RECORDS TO PROCESS:
■ ■ ■
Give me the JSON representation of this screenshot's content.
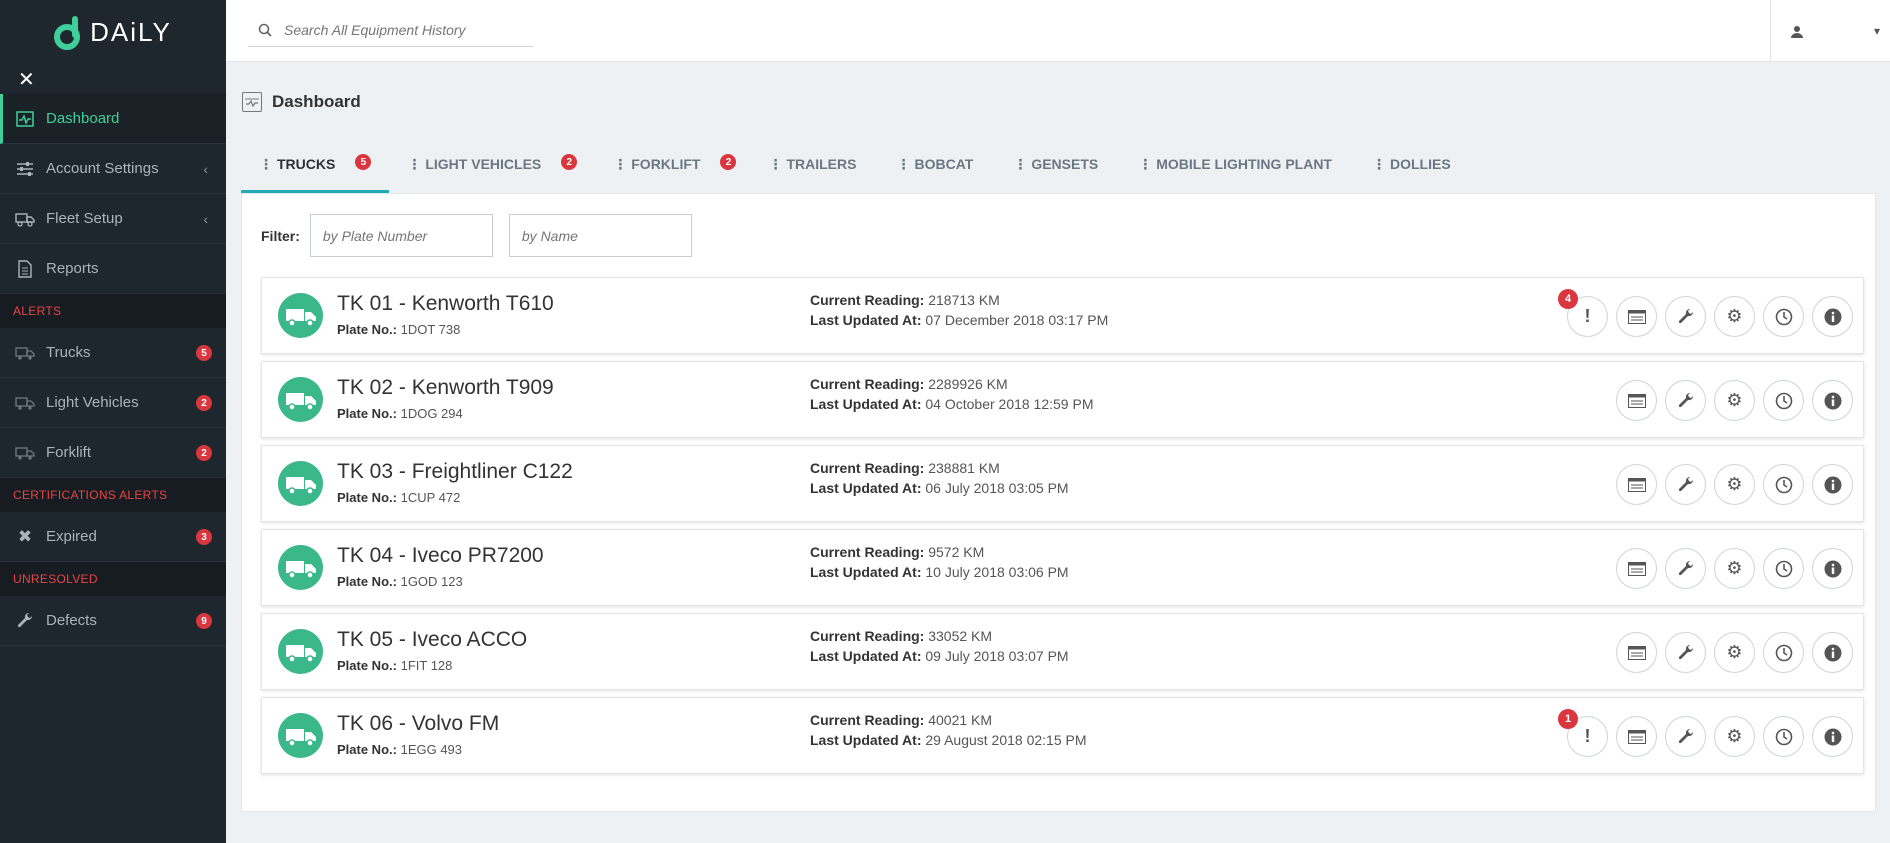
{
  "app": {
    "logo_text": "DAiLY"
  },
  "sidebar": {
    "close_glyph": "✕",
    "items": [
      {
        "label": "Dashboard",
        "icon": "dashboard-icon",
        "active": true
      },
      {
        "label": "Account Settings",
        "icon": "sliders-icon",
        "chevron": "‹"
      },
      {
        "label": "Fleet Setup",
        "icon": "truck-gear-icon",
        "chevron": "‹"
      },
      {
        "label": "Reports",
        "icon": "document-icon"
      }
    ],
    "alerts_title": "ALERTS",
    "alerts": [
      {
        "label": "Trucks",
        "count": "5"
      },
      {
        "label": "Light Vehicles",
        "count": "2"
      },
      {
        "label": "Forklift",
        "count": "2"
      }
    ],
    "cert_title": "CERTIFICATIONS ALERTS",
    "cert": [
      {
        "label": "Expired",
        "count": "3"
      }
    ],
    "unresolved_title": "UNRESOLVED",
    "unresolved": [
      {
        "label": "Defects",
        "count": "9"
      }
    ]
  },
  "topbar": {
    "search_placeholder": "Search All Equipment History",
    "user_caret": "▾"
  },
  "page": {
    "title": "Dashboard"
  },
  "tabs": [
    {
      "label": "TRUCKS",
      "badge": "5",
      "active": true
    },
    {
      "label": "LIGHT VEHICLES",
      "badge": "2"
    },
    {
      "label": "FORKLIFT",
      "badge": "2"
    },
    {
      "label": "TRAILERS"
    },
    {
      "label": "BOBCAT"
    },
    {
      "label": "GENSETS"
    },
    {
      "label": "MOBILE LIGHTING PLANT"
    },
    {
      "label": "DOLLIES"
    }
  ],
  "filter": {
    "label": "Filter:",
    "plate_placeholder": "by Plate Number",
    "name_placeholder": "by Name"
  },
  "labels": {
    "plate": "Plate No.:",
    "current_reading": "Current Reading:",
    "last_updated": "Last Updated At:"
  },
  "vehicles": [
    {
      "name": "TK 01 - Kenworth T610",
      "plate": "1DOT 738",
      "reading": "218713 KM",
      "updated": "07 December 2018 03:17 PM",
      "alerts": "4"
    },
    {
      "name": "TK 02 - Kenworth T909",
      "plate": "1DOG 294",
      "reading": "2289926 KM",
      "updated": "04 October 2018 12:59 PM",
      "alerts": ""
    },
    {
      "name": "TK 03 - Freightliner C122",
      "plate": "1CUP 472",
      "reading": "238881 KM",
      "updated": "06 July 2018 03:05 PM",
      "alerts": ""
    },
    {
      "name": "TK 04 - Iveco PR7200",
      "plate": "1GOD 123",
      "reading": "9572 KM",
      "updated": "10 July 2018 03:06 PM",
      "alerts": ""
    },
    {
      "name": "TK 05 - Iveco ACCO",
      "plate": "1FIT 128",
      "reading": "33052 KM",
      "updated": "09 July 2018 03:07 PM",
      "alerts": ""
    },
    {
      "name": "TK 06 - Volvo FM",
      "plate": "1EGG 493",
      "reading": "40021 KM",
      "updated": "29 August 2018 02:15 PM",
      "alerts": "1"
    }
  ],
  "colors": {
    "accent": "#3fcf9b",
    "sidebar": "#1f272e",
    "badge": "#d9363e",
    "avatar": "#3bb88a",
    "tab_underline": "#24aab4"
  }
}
■ ■ ■
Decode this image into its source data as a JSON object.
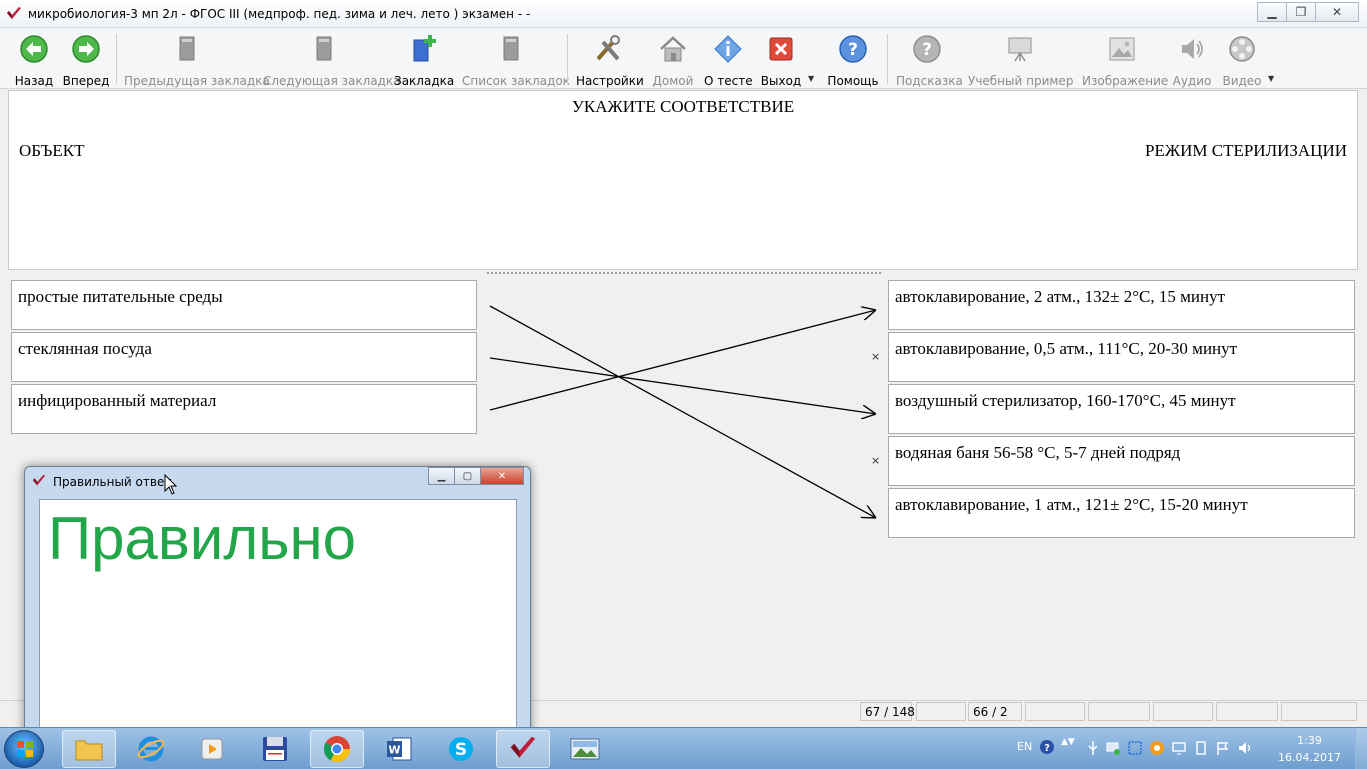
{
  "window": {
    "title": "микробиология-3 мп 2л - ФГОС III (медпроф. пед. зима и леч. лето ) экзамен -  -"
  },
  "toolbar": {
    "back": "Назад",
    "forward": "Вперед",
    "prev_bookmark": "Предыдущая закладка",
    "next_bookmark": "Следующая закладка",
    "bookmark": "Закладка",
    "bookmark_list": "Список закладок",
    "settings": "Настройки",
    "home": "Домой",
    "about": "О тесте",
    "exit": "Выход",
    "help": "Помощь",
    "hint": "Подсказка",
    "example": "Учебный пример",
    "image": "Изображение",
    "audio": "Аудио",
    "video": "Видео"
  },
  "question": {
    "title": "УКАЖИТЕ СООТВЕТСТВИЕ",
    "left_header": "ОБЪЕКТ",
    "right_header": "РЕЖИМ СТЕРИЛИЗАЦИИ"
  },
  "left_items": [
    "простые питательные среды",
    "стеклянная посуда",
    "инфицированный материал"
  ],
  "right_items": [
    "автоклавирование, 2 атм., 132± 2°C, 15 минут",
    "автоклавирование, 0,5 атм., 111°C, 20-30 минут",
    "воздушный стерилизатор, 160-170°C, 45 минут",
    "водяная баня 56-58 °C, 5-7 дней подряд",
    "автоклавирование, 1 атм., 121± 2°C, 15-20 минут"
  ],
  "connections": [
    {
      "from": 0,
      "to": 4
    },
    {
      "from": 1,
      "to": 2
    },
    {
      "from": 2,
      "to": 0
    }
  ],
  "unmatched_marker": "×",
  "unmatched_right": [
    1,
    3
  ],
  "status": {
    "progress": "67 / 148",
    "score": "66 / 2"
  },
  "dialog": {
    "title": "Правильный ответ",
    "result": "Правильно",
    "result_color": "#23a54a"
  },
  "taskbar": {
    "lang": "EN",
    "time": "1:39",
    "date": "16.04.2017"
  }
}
■ ■ ■
WHAT THE TASK REQUIRES: Where a line in the material above holds "July", copy that line.

TASK RESPONSE:
      "updated": "06 July 2018 03:05 PM",
      "updated": "10 July 2018 03:06 PM",
      "updated": "09 July 2018 03:07 PM",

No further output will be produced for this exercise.